═════ Records shown ═════

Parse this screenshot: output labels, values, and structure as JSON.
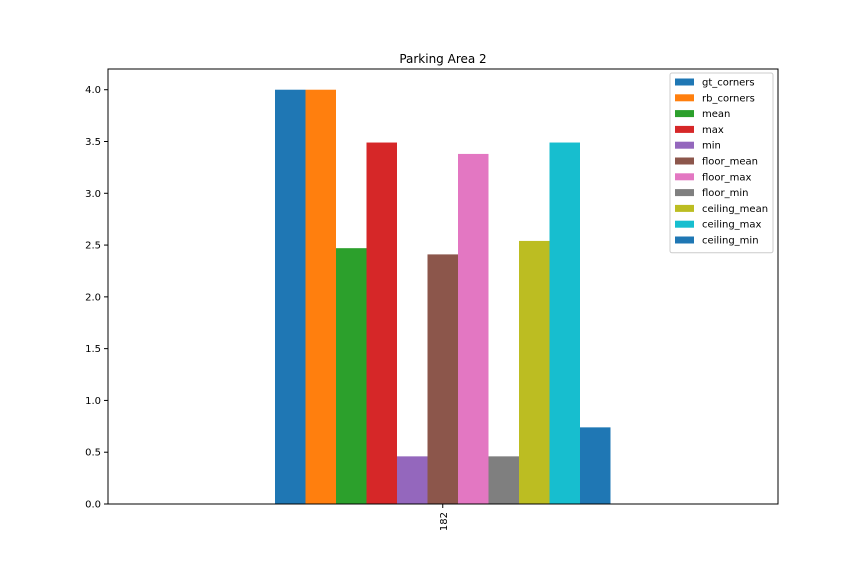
{
  "chart_data": {
    "type": "bar",
    "title": "Parking Area 2",
    "xlabel": "",
    "ylabel": "",
    "categories": [
      "182"
    ],
    "ylim": [
      0,
      4.2
    ],
    "yticks": [
      "0.0",
      "0.5",
      "1.0",
      "1.5",
      "2.0",
      "2.5",
      "3.0",
      "3.5",
      "4.0"
    ],
    "grid": false,
    "legend_position": "top-right",
    "series": [
      {
        "name": "gt_corners",
        "values": [
          4.0
        ],
        "color": "#1f77b4"
      },
      {
        "name": "rb_corners",
        "values": [
          4.0
        ],
        "color": "#ff7f0e"
      },
      {
        "name": "mean",
        "values": [
          2.47
        ],
        "color": "#2ca02c"
      },
      {
        "name": "max",
        "values": [
          3.49
        ],
        "color": "#d62728"
      },
      {
        "name": "min",
        "values": [
          0.46
        ],
        "color": "#9467bd"
      },
      {
        "name": "floor_mean",
        "values": [
          2.41
        ],
        "color": "#8c564b"
      },
      {
        "name": "floor_max",
        "values": [
          3.38
        ],
        "color": "#e377c2"
      },
      {
        "name": "floor_min",
        "values": [
          0.46
        ],
        "color": "#7f7f7f"
      },
      {
        "name": "ceiling_mean",
        "values": [
          2.54
        ],
        "color": "#bcbd22"
      },
      {
        "name": "ceiling_max",
        "values": [
          3.49
        ],
        "color": "#17becf"
      },
      {
        "name": "ceiling_min",
        "values": [
          0.74
        ],
        "color": "#1f77b4"
      }
    ]
  }
}
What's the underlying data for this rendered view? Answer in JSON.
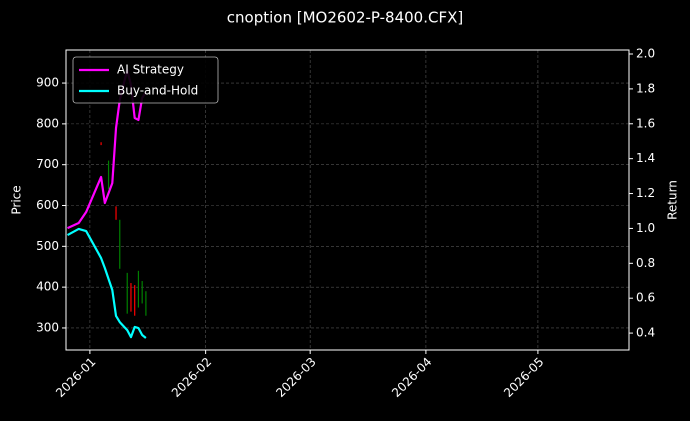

═════

Task directions>
Give only the number of lines in the records that include the word "color".

Task solution>
11